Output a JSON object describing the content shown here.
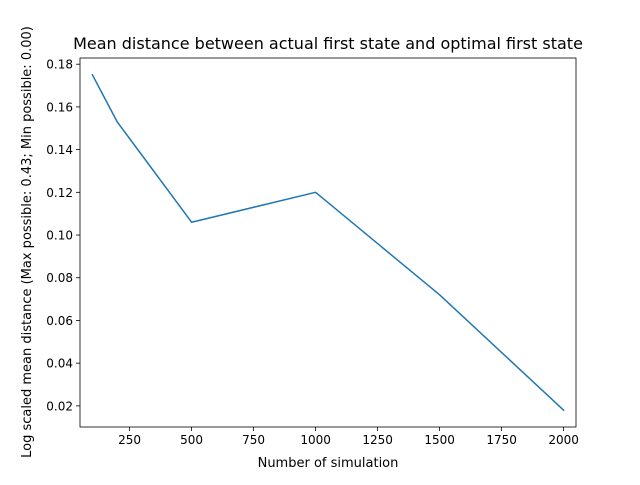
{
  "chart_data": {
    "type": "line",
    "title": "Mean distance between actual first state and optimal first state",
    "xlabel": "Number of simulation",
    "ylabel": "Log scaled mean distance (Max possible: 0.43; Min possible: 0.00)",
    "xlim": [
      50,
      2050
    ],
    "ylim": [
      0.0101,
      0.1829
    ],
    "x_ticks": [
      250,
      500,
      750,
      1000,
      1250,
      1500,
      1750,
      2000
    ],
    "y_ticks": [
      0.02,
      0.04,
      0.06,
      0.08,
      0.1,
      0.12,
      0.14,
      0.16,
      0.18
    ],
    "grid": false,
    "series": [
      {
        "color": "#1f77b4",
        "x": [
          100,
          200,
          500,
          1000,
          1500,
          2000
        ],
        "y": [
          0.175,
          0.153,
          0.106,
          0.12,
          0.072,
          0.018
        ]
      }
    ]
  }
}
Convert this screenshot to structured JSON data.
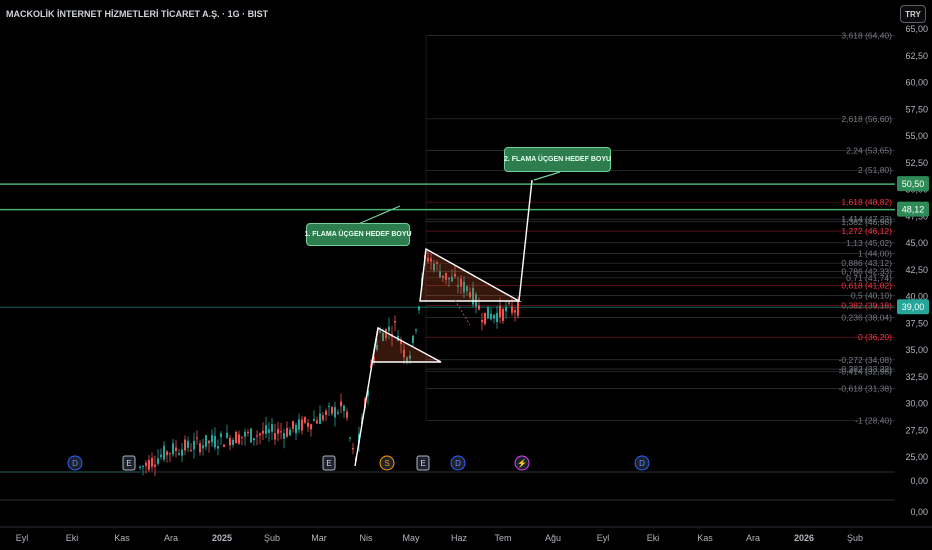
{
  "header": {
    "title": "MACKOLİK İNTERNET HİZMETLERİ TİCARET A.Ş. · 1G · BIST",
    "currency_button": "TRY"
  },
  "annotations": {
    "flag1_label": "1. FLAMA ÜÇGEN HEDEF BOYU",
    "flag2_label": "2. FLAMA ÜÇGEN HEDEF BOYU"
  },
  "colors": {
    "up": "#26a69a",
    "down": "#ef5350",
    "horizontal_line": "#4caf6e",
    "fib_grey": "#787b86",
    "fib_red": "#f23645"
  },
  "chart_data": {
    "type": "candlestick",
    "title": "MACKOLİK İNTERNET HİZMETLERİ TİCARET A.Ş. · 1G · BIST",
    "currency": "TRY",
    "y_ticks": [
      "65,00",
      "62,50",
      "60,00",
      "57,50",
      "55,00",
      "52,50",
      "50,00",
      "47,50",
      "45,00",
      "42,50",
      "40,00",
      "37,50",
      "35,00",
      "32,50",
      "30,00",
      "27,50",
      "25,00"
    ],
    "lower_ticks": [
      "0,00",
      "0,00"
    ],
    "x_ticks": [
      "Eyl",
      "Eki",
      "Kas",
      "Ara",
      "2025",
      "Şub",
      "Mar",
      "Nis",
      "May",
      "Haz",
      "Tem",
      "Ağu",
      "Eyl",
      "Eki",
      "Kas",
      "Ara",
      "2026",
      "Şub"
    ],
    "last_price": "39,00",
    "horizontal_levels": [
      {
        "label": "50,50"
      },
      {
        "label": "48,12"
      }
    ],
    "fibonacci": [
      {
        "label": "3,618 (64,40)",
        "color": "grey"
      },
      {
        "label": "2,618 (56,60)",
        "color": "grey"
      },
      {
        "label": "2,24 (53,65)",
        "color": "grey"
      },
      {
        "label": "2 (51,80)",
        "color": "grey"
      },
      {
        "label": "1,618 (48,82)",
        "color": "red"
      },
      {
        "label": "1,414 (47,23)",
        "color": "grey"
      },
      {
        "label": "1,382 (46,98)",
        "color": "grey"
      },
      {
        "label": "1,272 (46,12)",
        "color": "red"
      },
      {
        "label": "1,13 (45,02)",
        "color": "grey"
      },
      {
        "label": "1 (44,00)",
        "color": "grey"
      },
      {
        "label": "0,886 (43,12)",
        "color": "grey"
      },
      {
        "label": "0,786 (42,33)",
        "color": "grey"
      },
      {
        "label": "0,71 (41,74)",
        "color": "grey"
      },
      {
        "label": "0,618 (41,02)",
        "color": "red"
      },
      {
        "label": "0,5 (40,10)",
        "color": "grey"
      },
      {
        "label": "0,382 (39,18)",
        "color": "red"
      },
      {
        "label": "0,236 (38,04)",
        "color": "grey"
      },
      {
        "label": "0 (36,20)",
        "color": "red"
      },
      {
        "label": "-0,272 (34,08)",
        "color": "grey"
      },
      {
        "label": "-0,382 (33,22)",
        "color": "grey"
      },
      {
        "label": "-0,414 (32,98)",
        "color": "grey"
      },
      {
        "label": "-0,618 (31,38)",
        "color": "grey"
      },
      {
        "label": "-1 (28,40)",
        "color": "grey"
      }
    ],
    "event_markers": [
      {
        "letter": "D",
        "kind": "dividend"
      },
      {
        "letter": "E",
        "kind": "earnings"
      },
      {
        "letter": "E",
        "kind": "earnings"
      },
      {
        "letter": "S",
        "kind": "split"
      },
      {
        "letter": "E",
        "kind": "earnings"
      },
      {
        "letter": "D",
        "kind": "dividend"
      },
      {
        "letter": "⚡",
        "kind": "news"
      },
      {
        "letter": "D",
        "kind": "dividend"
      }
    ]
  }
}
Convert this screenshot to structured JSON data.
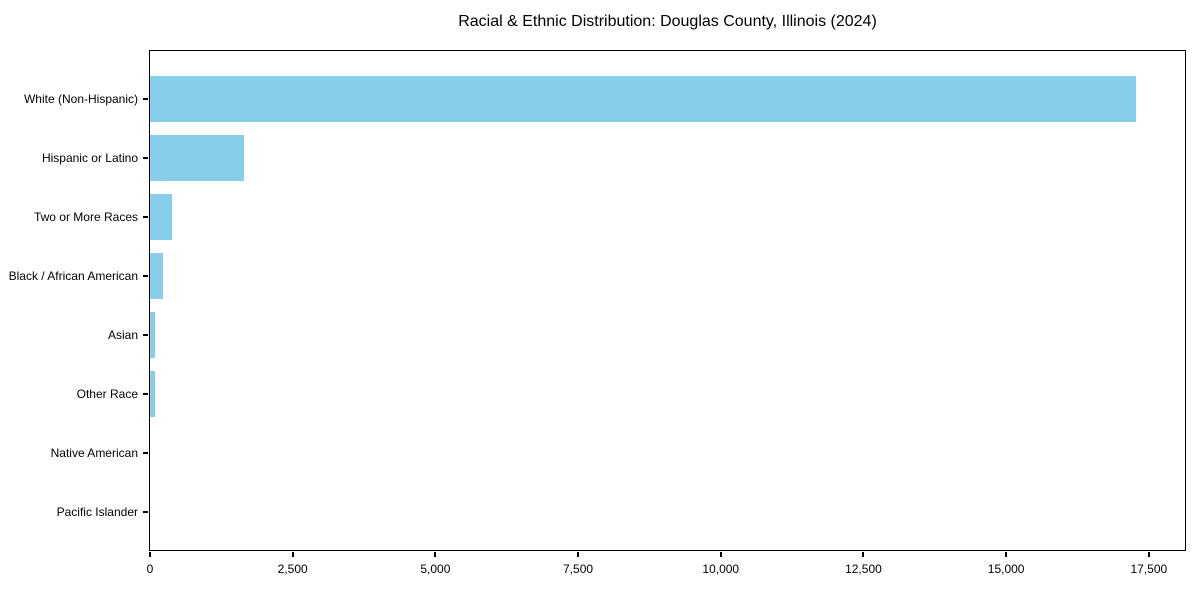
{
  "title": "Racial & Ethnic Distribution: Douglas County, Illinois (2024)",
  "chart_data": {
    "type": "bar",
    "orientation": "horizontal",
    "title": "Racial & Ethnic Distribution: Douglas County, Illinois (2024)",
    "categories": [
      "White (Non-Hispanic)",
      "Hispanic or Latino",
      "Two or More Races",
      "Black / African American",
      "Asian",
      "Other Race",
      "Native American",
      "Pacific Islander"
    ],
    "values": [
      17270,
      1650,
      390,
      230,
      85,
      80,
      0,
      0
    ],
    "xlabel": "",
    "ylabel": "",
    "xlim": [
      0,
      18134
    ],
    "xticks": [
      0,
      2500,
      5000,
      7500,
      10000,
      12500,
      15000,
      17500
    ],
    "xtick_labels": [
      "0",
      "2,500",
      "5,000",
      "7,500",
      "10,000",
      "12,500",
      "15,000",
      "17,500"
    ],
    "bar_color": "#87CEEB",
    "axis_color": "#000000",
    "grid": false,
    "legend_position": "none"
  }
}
····················
(Directions for this task): Each line that holds the word "type" is to be copied.

(Task response):
    "type": "line",
    "type": "candlestick",
    "type": "bar",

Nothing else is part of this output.